Material for the task:
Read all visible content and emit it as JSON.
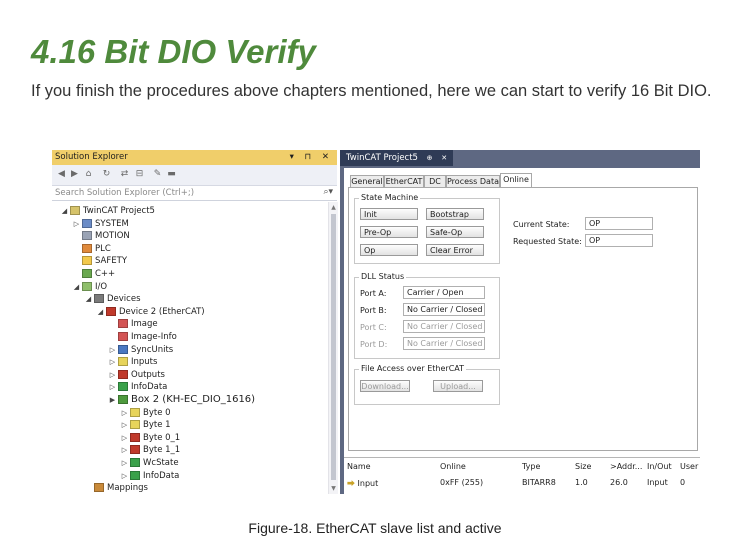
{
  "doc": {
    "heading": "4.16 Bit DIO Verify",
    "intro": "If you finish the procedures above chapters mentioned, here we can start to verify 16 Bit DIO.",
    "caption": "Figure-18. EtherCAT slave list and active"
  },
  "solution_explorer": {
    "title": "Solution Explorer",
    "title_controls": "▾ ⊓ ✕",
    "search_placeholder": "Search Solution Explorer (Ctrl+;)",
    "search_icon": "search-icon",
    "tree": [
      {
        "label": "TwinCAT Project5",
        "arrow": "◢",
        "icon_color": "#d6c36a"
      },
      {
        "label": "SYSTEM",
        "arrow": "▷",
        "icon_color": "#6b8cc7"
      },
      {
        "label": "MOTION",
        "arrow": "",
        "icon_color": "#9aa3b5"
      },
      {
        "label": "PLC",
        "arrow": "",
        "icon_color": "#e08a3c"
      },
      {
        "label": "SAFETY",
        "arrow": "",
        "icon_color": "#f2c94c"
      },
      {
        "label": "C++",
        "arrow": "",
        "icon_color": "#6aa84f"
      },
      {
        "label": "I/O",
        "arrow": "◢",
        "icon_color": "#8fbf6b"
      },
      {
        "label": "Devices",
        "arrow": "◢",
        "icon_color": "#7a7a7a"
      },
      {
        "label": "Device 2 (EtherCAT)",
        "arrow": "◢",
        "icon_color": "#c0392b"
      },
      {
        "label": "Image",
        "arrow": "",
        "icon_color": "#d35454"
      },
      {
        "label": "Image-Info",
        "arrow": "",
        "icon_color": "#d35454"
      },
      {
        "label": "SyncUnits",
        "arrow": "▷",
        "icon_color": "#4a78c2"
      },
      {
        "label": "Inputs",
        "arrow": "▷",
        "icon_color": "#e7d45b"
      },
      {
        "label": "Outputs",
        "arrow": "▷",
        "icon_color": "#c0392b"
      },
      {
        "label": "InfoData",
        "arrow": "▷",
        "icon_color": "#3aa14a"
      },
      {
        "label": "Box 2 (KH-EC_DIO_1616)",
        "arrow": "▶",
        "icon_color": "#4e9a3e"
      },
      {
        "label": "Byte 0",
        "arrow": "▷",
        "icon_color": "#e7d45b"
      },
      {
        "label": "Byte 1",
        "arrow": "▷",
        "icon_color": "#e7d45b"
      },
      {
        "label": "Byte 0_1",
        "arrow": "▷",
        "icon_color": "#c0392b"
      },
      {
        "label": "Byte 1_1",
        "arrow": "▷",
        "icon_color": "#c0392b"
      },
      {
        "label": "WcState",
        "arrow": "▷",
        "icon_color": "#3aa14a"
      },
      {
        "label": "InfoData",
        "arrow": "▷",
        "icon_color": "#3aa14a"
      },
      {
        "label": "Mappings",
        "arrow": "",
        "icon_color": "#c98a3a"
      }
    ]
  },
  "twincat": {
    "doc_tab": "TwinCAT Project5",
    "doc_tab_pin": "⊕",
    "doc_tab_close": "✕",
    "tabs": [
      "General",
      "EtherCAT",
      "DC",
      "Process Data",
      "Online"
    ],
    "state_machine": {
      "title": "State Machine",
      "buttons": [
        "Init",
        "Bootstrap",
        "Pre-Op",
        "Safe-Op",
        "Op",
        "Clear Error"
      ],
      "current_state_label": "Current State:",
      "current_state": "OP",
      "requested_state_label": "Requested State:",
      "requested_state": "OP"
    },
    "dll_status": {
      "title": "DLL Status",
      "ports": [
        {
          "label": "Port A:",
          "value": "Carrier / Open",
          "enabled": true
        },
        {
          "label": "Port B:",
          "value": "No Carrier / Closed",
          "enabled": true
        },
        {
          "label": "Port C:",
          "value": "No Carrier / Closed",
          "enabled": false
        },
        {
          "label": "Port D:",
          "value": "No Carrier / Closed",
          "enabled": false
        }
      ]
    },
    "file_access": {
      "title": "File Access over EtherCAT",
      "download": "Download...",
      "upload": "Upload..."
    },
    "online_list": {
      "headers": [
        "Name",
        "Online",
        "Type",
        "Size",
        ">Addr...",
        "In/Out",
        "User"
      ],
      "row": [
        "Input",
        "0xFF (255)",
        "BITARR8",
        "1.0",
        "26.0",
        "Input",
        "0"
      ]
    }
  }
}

What is asked:
Write out each entry exactly as given, but skip the pictures.

Task answer:
Read all visible content and emit it as JSON.
{
  "doc": {
    "heading": "4.16 Bit DIO Verify",
    "intro": "If you finish the procedures above chapters mentioned, here we can start to verify 16 Bit DIO.",
    "caption": "Figure-18. EtherCAT slave list and active"
  },
  "solution_explorer": {
    "title": "Solution Explorer",
    "title_controls": "▾ ⊓ ✕",
    "search_placeholder": "Search Solution Explorer (Ctrl+;)",
    "search_icon": "search-icon",
    "tree": [
      {
        "label": "TwinCAT Project5",
        "arrow": "◢",
        "icon_color": "#d6c36a"
      },
      {
        "label": "SYSTEM",
        "arrow": "▷",
        "icon_color": "#6b8cc7"
      },
      {
        "label": "MOTION",
        "arrow": "",
        "icon_color": "#9aa3b5"
      },
      {
        "label": "PLC",
        "arrow": "",
        "icon_color": "#e08a3c"
      },
      {
        "label": "SAFETY",
        "arrow": "",
        "icon_color": "#f2c94c"
      },
      {
        "label": "C++",
        "arrow": "",
        "icon_color": "#6aa84f"
      },
      {
        "label": "I/O",
        "arrow": "◢",
        "icon_color": "#8fbf6b"
      },
      {
        "label": "Devices",
        "arrow": "◢",
        "icon_color": "#7a7a7a"
      },
      {
        "label": "Device 2 (EtherCAT)",
        "arrow": "◢",
        "icon_color": "#c0392b"
      },
      {
        "label": "Image",
        "arrow": "",
        "icon_color": "#d35454"
      },
      {
        "label": "Image-Info",
        "arrow": "",
        "icon_color": "#d35454"
      },
      {
        "label": "SyncUnits",
        "arrow": "▷",
        "icon_color": "#4a78c2"
      },
      {
        "label": "Inputs",
        "arrow": "▷",
        "icon_color": "#e7d45b"
      },
      {
        "label": "Outputs",
        "arrow": "▷",
        "icon_color": "#c0392b"
      },
      {
        "label": "InfoData",
        "arrow": "▷",
        "icon_color": "#3aa14a"
      },
      {
        "label": "Box 2 (KH-EC_DIO_1616)",
        "arrow": "▶",
        "icon_color": "#4e9a3e"
      },
      {
        "label": "Byte 0",
        "arrow": "▷",
        "icon_color": "#e7d45b"
      },
      {
        "label": "Byte 1",
        "arrow": "▷",
        "icon_color": "#e7d45b"
      },
      {
        "label": "Byte 0_1",
        "arrow": "▷",
        "icon_color": "#c0392b"
      },
      {
        "label": "Byte 1_1",
        "arrow": "▷",
        "icon_color": "#c0392b"
      },
      {
        "label": "WcState",
        "arrow": "▷",
        "icon_color": "#3aa14a"
      },
      {
        "label": "InfoData",
        "arrow": "▷",
        "icon_color": "#3aa14a"
      },
      {
        "label": "Mappings",
        "arrow": "",
        "icon_color": "#c98a3a"
      }
    ]
  },
  "twincat": {
    "doc_tab": "TwinCAT Project5",
    "doc_tab_pin": "⊕",
    "doc_tab_close": "✕",
    "tabs": [
      "General",
      "EtherCAT",
      "DC",
      "Process Data",
      "Online"
    ],
    "state_machine": {
      "title": "State Machine",
      "buttons": [
        "Init",
        "Bootstrap",
        "Pre-Op",
        "Safe-Op",
        "Op",
        "Clear Error"
      ],
      "current_state_label": "Current State:",
      "current_state": "OP",
      "requested_state_label": "Requested State:",
      "requested_state": "OP"
    },
    "dll_status": {
      "title": "DLL Status",
      "ports": [
        {
          "label": "Port A:",
          "value": "Carrier / Open",
          "enabled": true
        },
        {
          "label": "Port B:",
          "value": "No Carrier / Closed",
          "enabled": true
        },
        {
          "label": "Port C:",
          "value": "No Carrier / Closed",
          "enabled": false
        },
        {
          "label": "Port D:",
          "value": "No Carrier / Closed",
          "enabled": false
        }
      ]
    },
    "file_access": {
      "title": "File Access over EtherCAT",
      "download": "Download...",
      "upload": "Upload..."
    },
    "online_list": {
      "headers": [
        "Name",
        "Online",
        "Type",
        "Size",
        ">Addr...",
        "In/Out",
        "User"
      ],
      "row": [
        "Input",
        "0xFF (255)",
        "BITARR8",
        "1.0",
        "26.0",
        "Input",
        "0"
      ]
    }
  }
}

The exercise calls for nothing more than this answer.